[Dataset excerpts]
______________________________
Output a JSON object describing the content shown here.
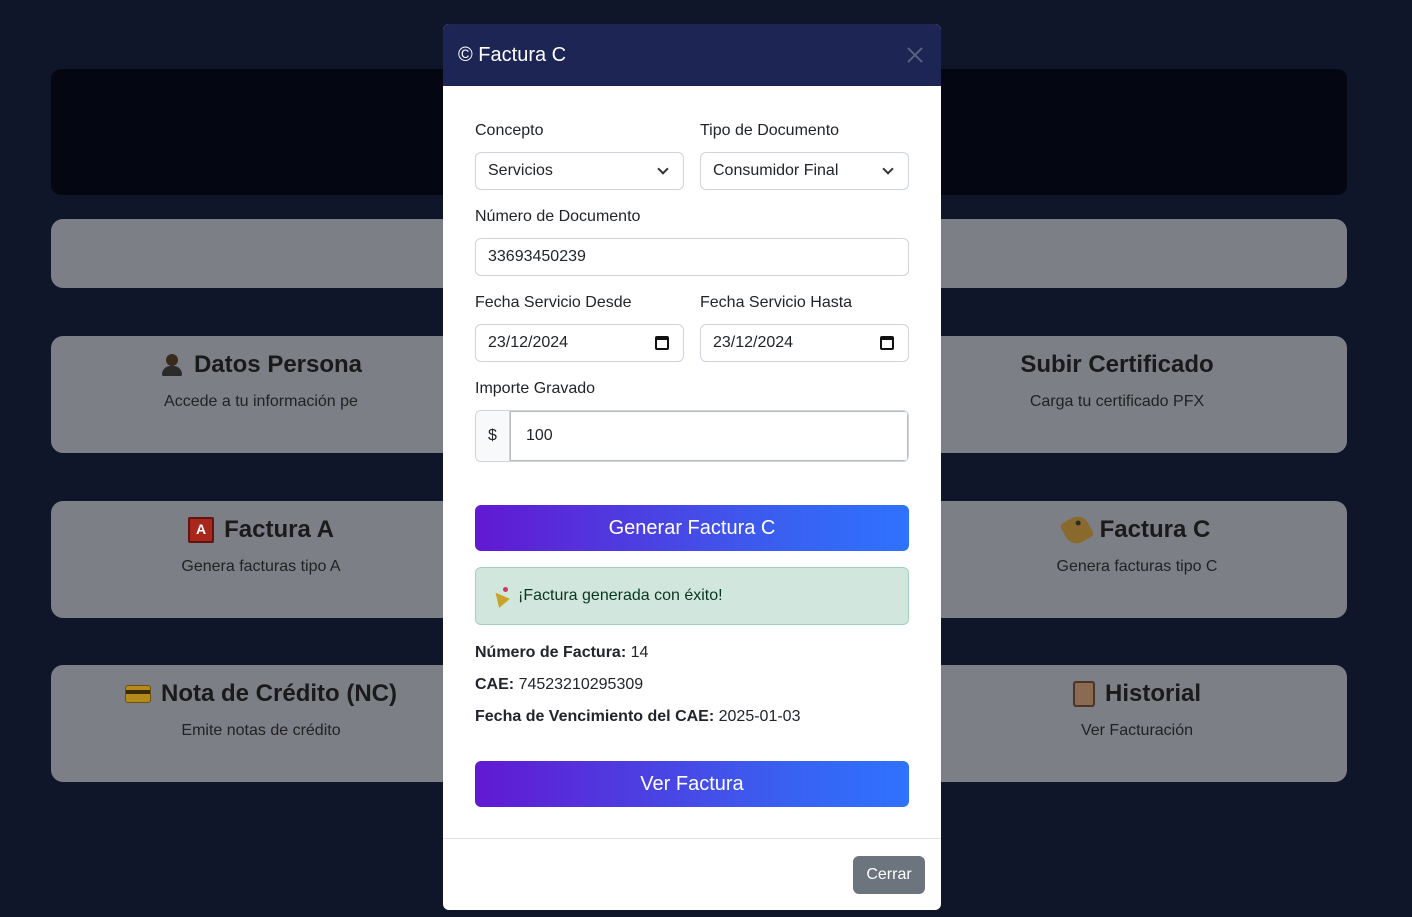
{
  "background": {
    "cards": [
      {
        "left_title": "Datos Persona",
        "left_desc": "Accede a tu información pe",
        "right_title": "Subir Certificado",
        "right_desc": "Carga tu certificado PFX"
      },
      {
        "left_title": "Factura A",
        "left_desc": "Genera facturas tipo A",
        "right_title": "Factura C",
        "right_desc": "Genera facturas tipo C"
      },
      {
        "left_title": "Nota de Crédito (NC)",
        "left_desc": "Emite notas de crédito",
        "right_title": "Historial",
        "right_desc": "Ver Facturación"
      }
    ]
  },
  "modal": {
    "title": "© Factura C",
    "concepto": {
      "label": "Concepto",
      "value": "Servicios"
    },
    "tipo_documento": {
      "label": "Tipo de Documento",
      "value": "Consumidor Final"
    },
    "numero_documento": {
      "label": "Número de Documento",
      "value": "33693450239"
    },
    "fecha_desde": {
      "label": "Fecha Servicio Desde",
      "value": "23/12/2024"
    },
    "fecha_hasta": {
      "label": "Fecha Servicio Hasta",
      "value": "23/12/2024"
    },
    "importe": {
      "label": "Importe Gravado",
      "prefix": "$",
      "value": "100"
    },
    "generate_button": "Generar Factura C",
    "success_message": "¡Factura generada con éxito!",
    "result": {
      "numero_label": "Número de Factura:",
      "numero_value": "14",
      "cae_label": "CAE:",
      "cae_value": "74523210295309",
      "vto_label": "Fecha de Vencimiento del CAE:",
      "vto_value": "2025-01-03"
    },
    "view_button": "Ver Factura",
    "close_button": "Cerrar"
  },
  "colors": {
    "page_bg": "#0f1629",
    "header_bg": "#1c2554",
    "gradient_start": "#6219d1",
    "gradient_end": "#2e73ff",
    "success_bg": "#d1e7dd",
    "secondary_btn": "#6c757d"
  }
}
______________________________
**AIM**.
Transcribe all the data word for word; the images stay out.

**TASK RESULT**.
Output a JSON object describing the content shown here.
{
  "background": {
    "cards": [
      {
        "left_title": "Datos Persona",
        "left_desc": "Accede a tu información pe",
        "right_title": "Subir Certificado",
        "right_desc": "Carga tu certificado PFX"
      },
      {
        "left_title": "Factura A",
        "left_desc": "Genera facturas tipo A",
        "right_title": "Factura C",
        "right_desc": "Genera facturas tipo C"
      },
      {
        "left_title": "Nota de Crédito (NC)",
        "left_desc": "Emite notas de crédito",
        "right_title": "Historial",
        "right_desc": "Ver Facturación"
      }
    ]
  },
  "modal": {
    "title": "© Factura C",
    "concepto": {
      "label": "Concepto",
      "value": "Servicios"
    },
    "tipo_documento": {
      "label": "Tipo de Documento",
      "value": "Consumidor Final"
    },
    "numero_documento": {
      "label": "Número de Documento",
      "value": "33693450239"
    },
    "fecha_desde": {
      "label": "Fecha Servicio Desde",
      "value": "23/12/2024"
    },
    "fecha_hasta": {
      "label": "Fecha Servicio Hasta",
      "value": "23/12/2024"
    },
    "importe": {
      "label": "Importe Gravado",
      "prefix": "$",
      "value": "100"
    },
    "generate_button": "Generar Factura C",
    "success_message": "¡Factura generada con éxito!",
    "result": {
      "numero_label": "Número de Factura:",
      "numero_value": "14",
      "cae_label": "CAE:",
      "cae_value": "74523210295309",
      "vto_label": "Fecha de Vencimiento del CAE:",
      "vto_value": "2025-01-03"
    },
    "view_button": "Ver Factura",
    "close_button": "Cerrar"
  },
  "colors": {
    "page_bg": "#0f1629",
    "header_bg": "#1c2554",
    "gradient_start": "#6219d1",
    "gradient_end": "#2e73ff",
    "success_bg": "#d1e7dd",
    "secondary_btn": "#6c757d"
  }
}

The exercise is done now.